▸ Selected text
- Opening Delimiter -

White Knuckle

Yesterday, my daughter, Shantel, had to be at school at 8:00 a.m. She said she wanted to leave between 6:30 and 6:45 so she could go to McDonald’s to get her coffee and apple pies. I agreed. However, at 7:00, Shantel still was not ready to leave. I told her she better hurry up or she would not have time to stop at McDonald’s and make it to her 8:00 class on time. At 7:10 Shantel said “we’re ready” I said “I’ve been ready since 6:00 and have been waiting on you.” I told her it takes me 40 minutes to get her to school without any stops, and that I don’t like feeling like I have to rush to get through traffic because she can’t seem to get herself out the door on time…

As luck would have it, a train was holding up traffic which caused our first delay. When we finally were able to get moving again, I told Shantel she probably wouldn’t have time to go to McDonald’s now because it was 7:45 and we weren’t even half way there yet. Shantel said “just keep driving and we’ll make it.” So I took her to McDonald’s, where we found seven people in line ahead of us… but, we got her coffee and apple pies and headed out the door at 8:05 on our way to her school. As we were walking to the car  I told Shantel I don’t like being late and I don’t like waiting on other’s who think it is OK to be late. I said if you are supposed to be in class at 8:00 it’s not going to look good on you to walk in this late with McDonald’s coffee and apple pies… I said if I were your instructor I would not be happy with you disrupting my class just to have your MacDonald’s… Shantel said “Oh, mom, the instructor is late herself a lot.” I drove her to school with “white knuckles” all the way thinking to myself “when I was managing people in my corporate career, I would never tolerate employees who thought it was OK to be late as they are walking in with their McDonald’s…

An even bigger “white knuckle” issue we deal with at our house is Shantel, has Obsessive Compulsive Disorder (OCD). She knows it, and anyone who has spent any length of time around her knows it. I know exactly when, and how, it began, and who caused it, which is why I try my absolute best to live with it, even if I have to “white knuckle” my way through each day…but believe me it’s not ever easy. I’ve watched this OCD take its toll on Shantel, my husband, Bill, and myself, ever since Shantel was in middle school.

- Closing Delimiter -

▸ Problems to solve
1/ In the White Knuckle text, how many minutes does the narrator say it takes to drive Shantel to school without any stops?
2/ Carry on writing the White Knuckle text about Shantel's lateness and OCD, picking up after its last sentence.

Page layout parsing data
- Opening Delimiter -

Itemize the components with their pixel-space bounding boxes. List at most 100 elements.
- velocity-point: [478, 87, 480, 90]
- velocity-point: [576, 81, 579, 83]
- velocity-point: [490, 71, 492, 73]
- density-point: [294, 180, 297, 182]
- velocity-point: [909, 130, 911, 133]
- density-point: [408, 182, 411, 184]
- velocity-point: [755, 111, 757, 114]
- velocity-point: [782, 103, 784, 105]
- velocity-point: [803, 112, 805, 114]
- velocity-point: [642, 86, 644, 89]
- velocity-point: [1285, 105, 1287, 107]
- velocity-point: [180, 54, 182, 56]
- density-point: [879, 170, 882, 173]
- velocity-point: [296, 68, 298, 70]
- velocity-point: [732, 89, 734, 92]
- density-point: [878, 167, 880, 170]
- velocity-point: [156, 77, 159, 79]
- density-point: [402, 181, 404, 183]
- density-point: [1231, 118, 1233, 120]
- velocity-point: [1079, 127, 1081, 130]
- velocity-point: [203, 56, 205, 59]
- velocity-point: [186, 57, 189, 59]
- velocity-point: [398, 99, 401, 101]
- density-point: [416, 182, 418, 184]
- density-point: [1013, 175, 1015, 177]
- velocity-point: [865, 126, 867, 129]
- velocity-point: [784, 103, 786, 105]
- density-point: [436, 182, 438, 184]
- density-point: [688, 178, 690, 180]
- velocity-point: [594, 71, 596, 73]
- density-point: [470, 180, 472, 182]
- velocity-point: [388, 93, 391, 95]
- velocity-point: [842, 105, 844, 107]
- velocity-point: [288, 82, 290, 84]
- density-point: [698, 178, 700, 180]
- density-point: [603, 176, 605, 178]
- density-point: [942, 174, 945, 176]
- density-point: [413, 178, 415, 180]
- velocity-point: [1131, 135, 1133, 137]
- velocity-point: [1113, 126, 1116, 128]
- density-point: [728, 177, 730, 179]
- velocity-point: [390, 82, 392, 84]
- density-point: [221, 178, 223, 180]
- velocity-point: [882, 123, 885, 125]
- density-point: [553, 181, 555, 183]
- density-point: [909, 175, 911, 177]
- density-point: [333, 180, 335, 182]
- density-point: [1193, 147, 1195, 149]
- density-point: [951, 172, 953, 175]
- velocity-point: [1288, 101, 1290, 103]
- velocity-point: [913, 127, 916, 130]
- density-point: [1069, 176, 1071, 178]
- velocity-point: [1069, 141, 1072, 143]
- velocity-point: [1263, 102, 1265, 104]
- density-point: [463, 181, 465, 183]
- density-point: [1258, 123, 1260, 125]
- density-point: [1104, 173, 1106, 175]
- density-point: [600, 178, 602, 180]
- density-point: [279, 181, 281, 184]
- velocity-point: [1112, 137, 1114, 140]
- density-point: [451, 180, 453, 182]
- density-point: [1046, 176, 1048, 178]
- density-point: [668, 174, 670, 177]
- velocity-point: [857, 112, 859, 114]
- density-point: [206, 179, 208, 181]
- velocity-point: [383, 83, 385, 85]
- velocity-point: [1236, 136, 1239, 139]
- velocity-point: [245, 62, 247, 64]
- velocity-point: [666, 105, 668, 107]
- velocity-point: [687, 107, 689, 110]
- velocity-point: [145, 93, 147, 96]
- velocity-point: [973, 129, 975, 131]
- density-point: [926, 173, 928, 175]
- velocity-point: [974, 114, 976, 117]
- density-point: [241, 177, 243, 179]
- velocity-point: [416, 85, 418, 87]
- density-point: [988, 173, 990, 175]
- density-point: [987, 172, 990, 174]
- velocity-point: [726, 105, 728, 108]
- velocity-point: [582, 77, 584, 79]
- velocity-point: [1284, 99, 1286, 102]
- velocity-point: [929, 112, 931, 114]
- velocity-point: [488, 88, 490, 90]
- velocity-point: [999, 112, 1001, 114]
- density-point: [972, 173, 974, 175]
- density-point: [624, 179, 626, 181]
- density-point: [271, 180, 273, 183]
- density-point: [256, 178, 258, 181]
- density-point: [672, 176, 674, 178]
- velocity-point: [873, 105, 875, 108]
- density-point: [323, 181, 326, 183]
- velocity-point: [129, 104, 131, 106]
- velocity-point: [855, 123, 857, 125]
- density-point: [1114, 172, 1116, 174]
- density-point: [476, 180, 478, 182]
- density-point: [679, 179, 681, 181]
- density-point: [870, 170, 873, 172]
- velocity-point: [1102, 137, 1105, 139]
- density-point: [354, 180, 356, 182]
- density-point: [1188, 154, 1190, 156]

- Closing Delimiter -

▸ Answers to the exercise
1/ It takes 40 minutes.

2/
Shantel will wash her hands until they crack and bleed. She goes through 3-4 rolls of paper towels a day. An example of how the OCD affects Shantel is: She will wash her hands to put her ear rings on then, wash them again. She will take a Lysol wipe to clean her cane, throw that away, wash her hands again, get another Lysol wipe to clean her purse straps, throw that away, wash her hands again, go in her bedroom to put her shoes on, wash her hands again, get a Lysol wipe to clean her phone, throw that away, wash her hands again, get her money for Dial-a-ride, wash her hands again, put her lipstick on, wash her hands again, get a drink, wash her hands again… this goes on all day and night until she finally goes to bed…It’s tormenting to watch, but Shantel doesn’t think it’s a problem… which is in fact part of the problem.

We have been through two counselors seeking help but I have not seen any improvement. In fact, both Bill and I believe it’s getting worse. And, the more we try to get her to stop the excessive hand washing, the worse it gets.

To make matters worse, Shantel is afraid to put her used paper towels in the trash can. She just opens her hand and hopes they float into the trash can. She also will not push the used paper towels down if they do get into the trash can so they build up until the trash can is overflowing…  The picture below is what OCD looks like up close and personal in our home. It is something thousands of people suffer with, and I’m just trying to bring awareness of how hard it can be not only for the person who suffers from it, but also for those who love them and are helpless to help them…This was the third time this trash can had been filled up in less than 24 hours.

P1020462

Anyone who knows me knows I am very picky about how my house is kept. I clean my own house, and all I ask is that those who live here help keep it clean. I did a whole blog post on that very subject not too long ago.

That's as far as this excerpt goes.